◆ **Input data**

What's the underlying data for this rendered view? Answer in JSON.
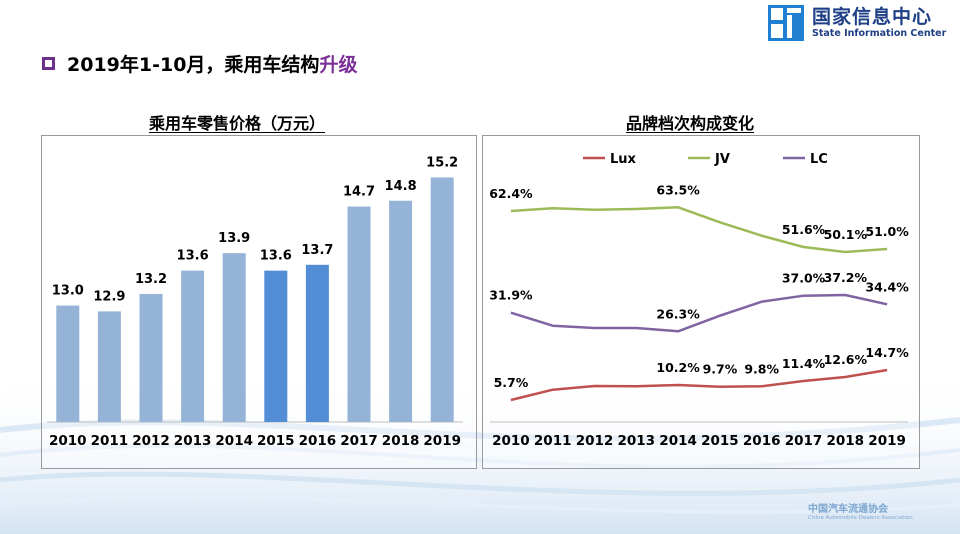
{
  "header": {
    "title_main": "2019年1-10月，乘用车结构",
    "title_accent": "升级"
  },
  "logo": {
    "cn": "国家信息中心",
    "en": "State Information Center"
  },
  "footer": {
    "cn": "中国汽车流通协会",
    "en": "China Automobile Dealers Association"
  },
  "colors": {
    "title_box": "#6b2f8c",
    "title_accent": "#7a2f96",
    "bar_default": "#95b3d7",
    "bar_highlight": "#538dd5",
    "lux": "#c0504d",
    "jv": "#9bbb59",
    "lc": "#8064a2",
    "logo": "#1f3f86"
  },
  "chart_data": [
    {
      "type": "bar",
      "title": "乘用车零售价格（万元）",
      "categories": [
        "2010",
        "2011",
        "2012",
        "2013",
        "2014",
        "2015",
        "2016",
        "2017",
        "2018",
        "2019"
      ],
      "values": [
        13.0,
        12.9,
        13.2,
        13.6,
        13.9,
        13.6,
        13.7,
        14.7,
        14.8,
        15.2
      ],
      "labels": [
        "13.0",
        "12.9",
        "13.2",
        "13.6",
        "13.9",
        "13.6",
        "13.7",
        "14.7",
        "14.8",
        "15.2"
      ],
      "highlight": [
        "2015",
        "2016"
      ],
      "ylim": [
        11.0,
        15.5
      ],
      "grid": false
    },
    {
      "type": "line",
      "title": "品牌档次构成变化",
      "categories": [
        "2010",
        "2011",
        "2012",
        "2013",
        "2014",
        "2015",
        "2016",
        "2017",
        "2018",
        "2019"
      ],
      "series": [
        {
          "name": "Lux",
          "color": "#c0504d",
          "values": [
            5.7,
            8.8,
            9.9,
            9.8,
            10.2,
            9.7,
            9.8,
            11.4,
            12.6,
            14.7
          ],
          "labels": [
            "5.7%",
            "",
            "",
            "",
            "10.2%",
            "9.7%",
            "9.8%",
            "11.4%",
            "12.6%",
            "14.7%"
          ]
        },
        {
          "name": "JV",
          "color": "#9bbb59",
          "values": [
            62.4,
            63.2,
            62.8,
            63.0,
            63.5,
            59.0,
            55.0,
            51.6,
            50.1,
            51.0
          ],
          "labels": [
            "62.4%",
            "",
            "",
            "",
            "63.5%",
            "",
            "",
            "51.6%",
            "50.1%",
            "51.0%"
          ]
        },
        {
          "name": "LC",
          "color": "#8064a2",
          "values": [
            31.9,
            28.0,
            27.3,
            27.3,
            26.3,
            31.0,
            35.2,
            37.0,
            37.2,
            34.4
          ],
          "labels": [
            "31.9%",
            "",
            "",
            "",
            "26.3%",
            "",
            "",
            "37.0%",
            "37.2%",
            "34.4%"
          ]
        }
      ],
      "ylim": [
        0,
        75
      ],
      "legend": "top",
      "grid": false
    }
  ]
}
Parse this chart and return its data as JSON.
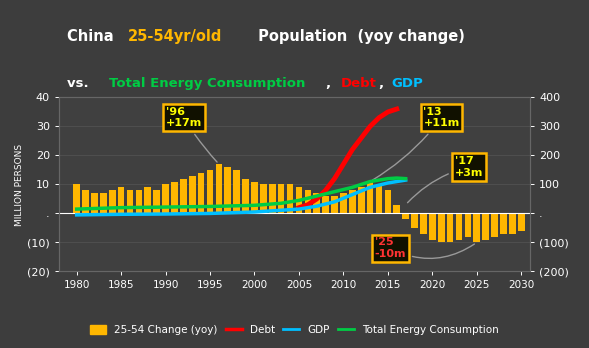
{
  "bg_color": "#3d3d3d",
  "plot_bg_color": "#404040",
  "bar_years": [
    1980,
    1981,
    1982,
    1983,
    1984,
    1985,
    1986,
    1987,
    1988,
    1989,
    1990,
    1991,
    1992,
    1993,
    1994,
    1995,
    1996,
    1997,
    1998,
    1999,
    2000,
    2001,
    2002,
    2003,
    2004,
    2005,
    2006,
    2007,
    2008,
    2009,
    2010,
    2011,
    2012,
    2013,
    2014,
    2015,
    2016,
    2017,
    2018,
    2019,
    2020,
    2021,
    2022,
    2023,
    2024,
    2025,
    2026,
    2027,
    2028,
    2029,
    2030
  ],
  "bar_values": [
    10,
    8,
    7,
    7,
    8,
    9,
    8,
    8,
    9,
    8,
    10,
    11,
    12,
    13,
    14,
    15,
    17,
    16,
    15,
    12,
    11,
    10,
    10,
    10,
    10,
    9,
    8,
    7,
    6,
    6,
    7,
    8,
    9,
    11,
    10,
    8,
    3,
    -2,
    -5,
    -7,
    -9,
    -10,
    -10,
    -9,
    -8,
    -10,
    -9,
    -8,
    -7,
    -7,
    -6
  ],
  "bar_color": "#FFB700",
  "debt_years": [
    2005,
    2006,
    2007,
    2008,
    2009,
    2010,
    2011,
    2012,
    2013,
    2014,
    2015,
    2016
  ],
  "debt_values": [
    20,
    30,
    50,
    80,
    120,
    170,
    220,
    260,
    300,
    330,
    350,
    360
  ],
  "debt_color": "#FF0000",
  "gdp_years": [
    1980,
    1985,
    1990,
    1995,
    2000,
    2005,
    2007,
    2009,
    2011,
    2013,
    2015,
    2017
  ],
  "gdp_values": [
    -5,
    -3,
    -2,
    0,
    5,
    15,
    25,
    40,
    65,
    90,
    105,
    115
  ],
  "gdp_color": "#00BFFF",
  "energy_years": [
    1980,
    1985,
    1990,
    1995,
    2000,
    2003,
    2005,
    2007,
    2009,
    2011,
    2013,
    2015,
    2016,
    2017
  ],
  "energy_values": [
    15,
    20,
    22,
    24,
    28,
    35,
    45,
    60,
    75,
    90,
    110,
    120,
    122,
    120
  ],
  "energy_color": "#00CC44",
  "xlim": [
    1978,
    2031
  ],
  "ylim_left": [
    -20,
    40
  ],
  "ylim_right": [
    -200,
    400
  ],
  "xticks": [
    1980,
    1985,
    1990,
    1995,
    2000,
    2005,
    2010,
    2015,
    2020,
    2025,
    2030
  ],
  "yticks_left": [
    -20,
    -10,
    0,
    10,
    20,
    30,
    40
  ],
  "ytick_labels_left": [
    "(20)",
    "(10)",
    ".",
    "10",
    "20",
    "30",
    "40"
  ],
  "yticks_right": [
    -200,
    -100,
    0,
    100,
    200,
    300,
    400
  ],
  "ytick_labels_right": [
    "(200)",
    "(100)",
    ".",
    "100",
    "200",
    "300",
    "400"
  ],
  "ylabel": "MILLION PERSONS",
  "legend_bar_label": "25-54 Change (yoy)",
  "legend_debt_label": "Debt",
  "legend_gdp_label": "GDP",
  "legend_energy_label": "Total Energy Consumption",
  "title_box_color": "black",
  "title_border_color": "white"
}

◆ **Your objective**
Reproduce the material above in full, exactly, with no images.

◆ **Exercise response**
What's the underlying data for this rendered view? Answer in JSON.
{
  "header": {
    "title_main": "2019年1-10月，乘用车结构",
    "title_accent": "升级"
  },
  "logo": {
    "cn": "国家信息中心",
    "en": "State Information Center"
  },
  "footer": {
    "cn": "中国汽车流通协会",
    "en": "China Automobile Dealers Association"
  },
  "colors": {
    "title_box": "#6b2f8c",
    "title_accent": "#7a2f96",
    "bar_default": "#95b3d7",
    "bar_highlight": "#538dd5",
    "lux": "#c0504d",
    "jv": "#9bbb59",
    "lc": "#8064a2",
    "logo": "#1f3f86"
  },
  "chart_data": [
    {
      "type": "bar",
      "title": "乘用车零售价格（万元）",
      "categories": [
        "2010",
        "2011",
        "2012",
        "2013",
        "2014",
        "2015",
        "2016",
        "2017",
        "2018",
        "2019"
      ],
      "values": [
        13.0,
        12.9,
        13.2,
        13.6,
        13.9,
        13.6,
        13.7,
        14.7,
        14.8,
        15.2
      ],
      "labels": [
        "13.0",
        "12.9",
        "13.2",
        "13.6",
        "13.9",
        "13.6",
        "13.7",
        "14.7",
        "14.8",
        "15.2"
      ],
      "highlight": [
        "2015",
        "2016"
      ],
      "ylim": [
        11.0,
        15.5
      ],
      "grid": false
    },
    {
      "type": "line",
      "title": "品牌档次构成变化",
      "categories": [
        "2010",
        "2011",
        "2012",
        "2013",
        "2014",
        "2015",
        "2016",
        "2017",
        "2018",
        "2019"
      ],
      "series": [
        {
          "name": "Lux",
          "color": "#c0504d",
          "values": [
            5.7,
            8.8,
            9.9,
            9.8,
            10.2,
            9.7,
            9.8,
            11.4,
            12.6,
            14.7
          ],
          "labels": [
            "5.7%",
            "",
            "",
            "",
            "10.2%",
            "9.7%",
            "9.8%",
            "11.4%",
            "12.6%",
            "14.7%"
          ]
        },
        {
          "name": "JV",
          "color": "#9bbb59",
          "values": [
            62.4,
            63.2,
            62.8,
            63.0,
            63.5,
            59.0,
            55.0,
            51.6,
            50.1,
            51.0
          ],
          "labels": [
            "62.4%",
            "",
            "",
            "",
            "63.5%",
            "",
            "",
            "51.6%",
            "50.1%",
            "51.0%"
          ]
        },
        {
          "name": "LC",
          "color": "#8064a2",
          "values": [
            31.9,
            28.0,
            27.3,
            27.3,
            26.3,
            31.0,
            35.2,
            37.0,
            37.2,
            34.4
          ],
          "labels": [
            "31.9%",
            "",
            "",
            "",
            "26.3%",
            "",
            "",
            "37.0%",
            "37.2%",
            "34.4%"
          ]
        }
      ],
      "ylim": [
        0,
        75
      ],
      "legend": "top",
      "grid": false
    }
  ]
}
Parse this chart and return its data as JSON.
{
  "bg_color": "#3d3d3d",
  "plot_bg_color": "#404040",
  "bar_years": [
    1980,
    1981,
    1982,
    1983,
    1984,
    1985,
    1986,
    1987,
    1988,
    1989,
    1990,
    1991,
    1992,
    1993,
    1994,
    1995,
    1996,
    1997,
    1998,
    1999,
    2000,
    2001,
    2002,
    2003,
    2004,
    2005,
    2006,
    2007,
    2008,
    2009,
    2010,
    2011,
    2012,
    2013,
    2014,
    2015,
    2016,
    2017,
    2018,
    2019,
    2020,
    2021,
    2022,
    2023,
    2024,
    2025,
    2026,
    2027,
    2028,
    2029,
    2030
  ],
  "bar_values": [
    10,
    8,
    7,
    7,
    8,
    9,
    8,
    8,
    9,
    8,
    10,
    11,
    12,
    13,
    14,
    15,
    17,
    16,
    15,
    12,
    11,
    10,
    10,
    10,
    10,
    9,
    8,
    7,
    6,
    6,
    7,
    8,
    9,
    11,
    10,
    8,
    3,
    -2,
    -5,
    -7,
    -9,
    -10,
    -10,
    -9,
    -8,
    -10,
    -9,
    -8,
    -7,
    -7,
    -6
  ],
  "bar_color": "#FFB700",
  "debt_years": [
    2005,
    2006,
    2007,
    2008,
    2009,
    2010,
    2011,
    2012,
    2013,
    2014,
    2015,
    2016
  ],
  "debt_values": [
    20,
    30,
    50,
    80,
    120,
    170,
    220,
    260,
    300,
    330,
    350,
    360
  ],
  "debt_color": "#FF0000",
  "gdp_years": [
    1980,
    1985,
    1990,
    1995,
    2000,
    2005,
    2007,
    2009,
    2011,
    2013,
    2015,
    2017
  ],
  "gdp_values": [
    -5,
    -3,
    -2,
    0,
    5,
    15,
    25,
    40,
    65,
    90,
    105,
    115
  ],
  "gdp_color": "#00BFFF",
  "energy_years": [
    1980,
    1985,
    1990,
    1995,
    2000,
    2003,
    2005,
    2007,
    2009,
    2011,
    2013,
    2015,
    2016,
    2017
  ],
  "energy_values": [
    15,
    20,
    22,
    24,
    28,
    35,
    45,
    60,
    75,
    90,
    110,
    120,
    122,
    120
  ],
  "energy_color": "#00CC44",
  "xlim": [
    1978,
    2031
  ],
  "ylim_left": [
    -20,
    40
  ],
  "ylim_right": [
    -200,
    400
  ],
  "xticks": [
    1980,
    1985,
    1990,
    1995,
    2000,
    2005,
    2010,
    2015,
    2020,
    2025,
    2030
  ],
  "yticks_left": [
    -20,
    -10,
    0,
    10,
    20,
    30,
    40
  ],
  "ytick_labels_left": [
    "(20)",
    "(10)",
    ".",
    "10",
    "20",
    "30",
    "40"
  ],
  "yticks_right": [
    -200,
    -100,
    0,
    100,
    200,
    300,
    400
  ],
  "ytick_labels_right": [
    "(200)",
    "(100)",
    ".",
    "100",
    "200",
    "300",
    "400"
  ],
  "ylabel": "MILLION PERSONS",
  "legend_bar_label": "25-54 Change (yoy)",
  "legend_debt_label": "Debt",
  "legend_gdp_label": "GDP",
  "legend_energy_label": "Total Energy Consumption",
  "title_box_color": "black",
  "title_border_color": "white"
}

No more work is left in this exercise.